Go through the records and extract every line with the word "vững".

— Begin —

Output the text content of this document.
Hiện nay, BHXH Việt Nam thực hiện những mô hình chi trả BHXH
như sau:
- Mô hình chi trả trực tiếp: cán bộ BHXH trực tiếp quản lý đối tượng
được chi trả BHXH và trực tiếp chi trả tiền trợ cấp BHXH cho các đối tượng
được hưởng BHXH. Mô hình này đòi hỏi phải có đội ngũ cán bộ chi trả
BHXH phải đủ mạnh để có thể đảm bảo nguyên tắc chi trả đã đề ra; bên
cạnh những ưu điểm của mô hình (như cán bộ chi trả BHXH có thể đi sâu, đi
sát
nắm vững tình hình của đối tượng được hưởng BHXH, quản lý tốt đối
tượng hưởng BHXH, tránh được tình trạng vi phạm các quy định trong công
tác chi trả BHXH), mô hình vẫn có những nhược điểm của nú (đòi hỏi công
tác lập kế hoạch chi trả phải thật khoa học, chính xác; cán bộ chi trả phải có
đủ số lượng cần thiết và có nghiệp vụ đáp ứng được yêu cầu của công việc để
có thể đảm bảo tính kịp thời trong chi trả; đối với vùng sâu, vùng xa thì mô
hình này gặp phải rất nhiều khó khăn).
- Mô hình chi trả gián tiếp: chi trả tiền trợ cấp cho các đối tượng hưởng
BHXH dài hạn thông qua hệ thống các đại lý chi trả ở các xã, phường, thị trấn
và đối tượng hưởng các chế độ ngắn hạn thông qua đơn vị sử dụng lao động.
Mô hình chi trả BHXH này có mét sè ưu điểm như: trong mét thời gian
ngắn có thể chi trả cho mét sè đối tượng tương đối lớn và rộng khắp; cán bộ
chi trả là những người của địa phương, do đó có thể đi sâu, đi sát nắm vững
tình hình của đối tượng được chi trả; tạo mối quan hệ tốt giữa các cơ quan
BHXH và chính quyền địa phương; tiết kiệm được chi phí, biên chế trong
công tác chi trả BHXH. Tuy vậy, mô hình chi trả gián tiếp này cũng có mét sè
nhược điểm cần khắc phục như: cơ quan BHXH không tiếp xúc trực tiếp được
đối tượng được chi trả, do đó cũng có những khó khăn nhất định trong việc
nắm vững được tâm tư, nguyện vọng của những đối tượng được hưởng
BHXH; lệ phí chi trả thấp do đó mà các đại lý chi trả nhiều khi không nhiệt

— End —
— Begin —

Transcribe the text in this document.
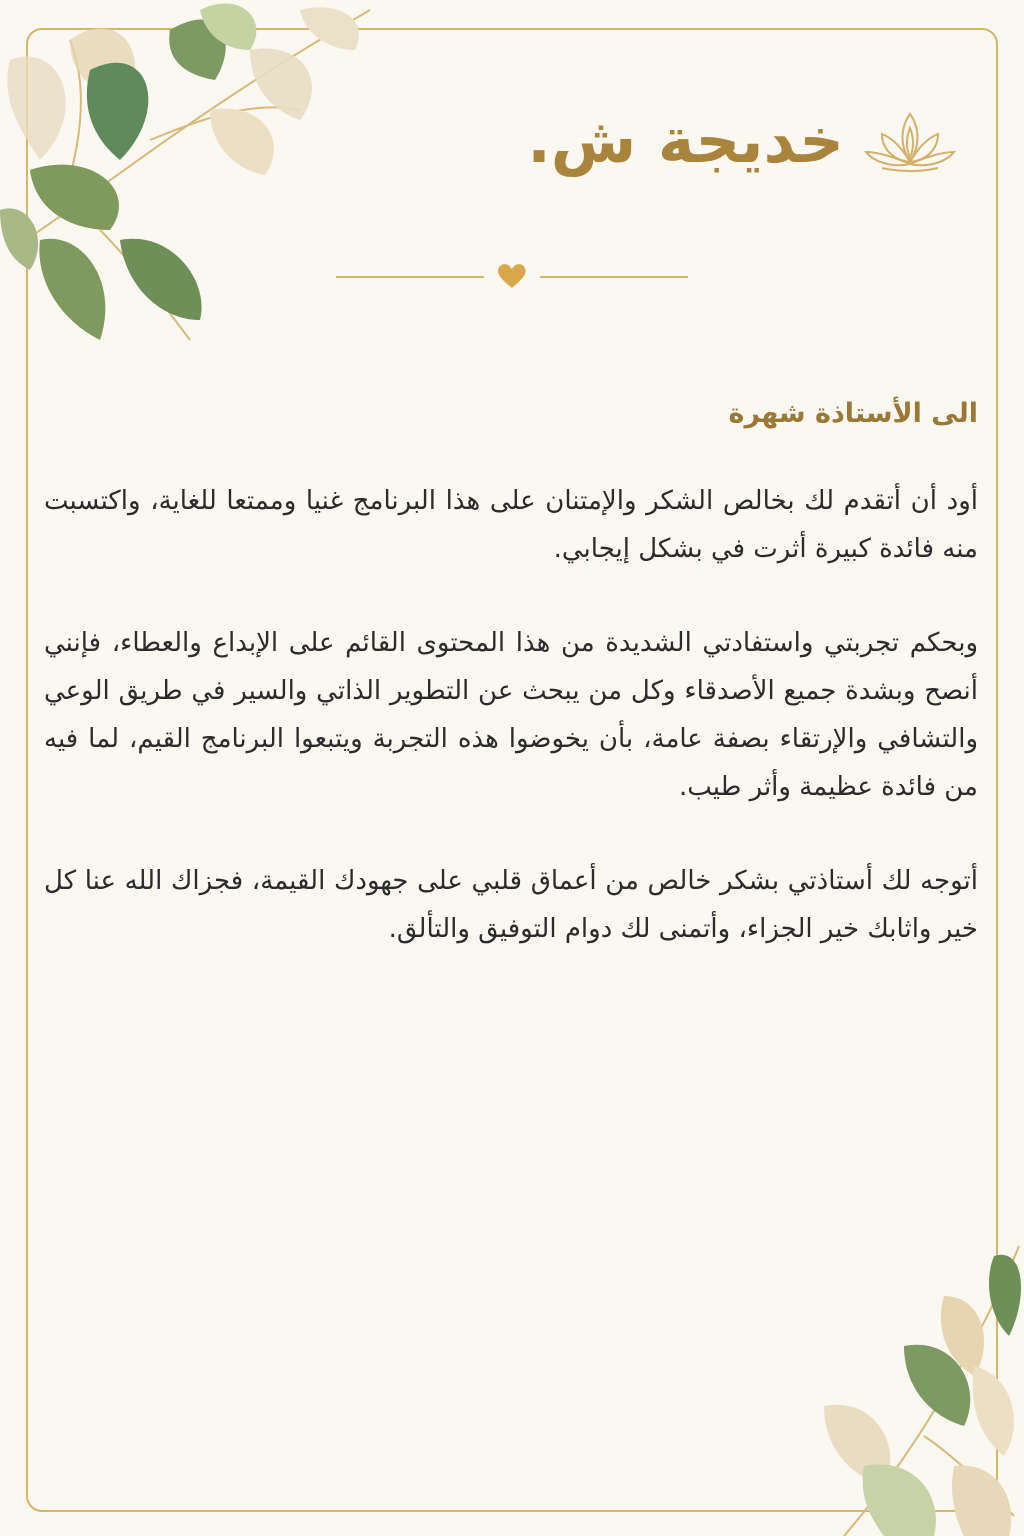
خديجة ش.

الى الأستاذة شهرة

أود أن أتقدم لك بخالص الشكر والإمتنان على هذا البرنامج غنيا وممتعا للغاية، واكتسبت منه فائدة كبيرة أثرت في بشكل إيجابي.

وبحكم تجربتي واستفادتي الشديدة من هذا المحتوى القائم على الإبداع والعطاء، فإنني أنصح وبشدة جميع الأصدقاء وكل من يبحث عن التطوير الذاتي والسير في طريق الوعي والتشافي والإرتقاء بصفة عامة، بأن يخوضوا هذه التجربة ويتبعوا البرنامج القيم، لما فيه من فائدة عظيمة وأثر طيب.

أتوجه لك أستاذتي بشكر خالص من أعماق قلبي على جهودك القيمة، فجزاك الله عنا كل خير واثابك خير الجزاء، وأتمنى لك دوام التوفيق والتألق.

— End —

FULL OUTPUT:
nắm vững tình hình của đối tượng được hưởng BHXH, quản lý tốt đối
chi trả là những người của địa phương, do đó có thể đi sâu, đi sát nắm vững
nắm vững được tâm tư, nguyện vọng của những đối tượng được hưởng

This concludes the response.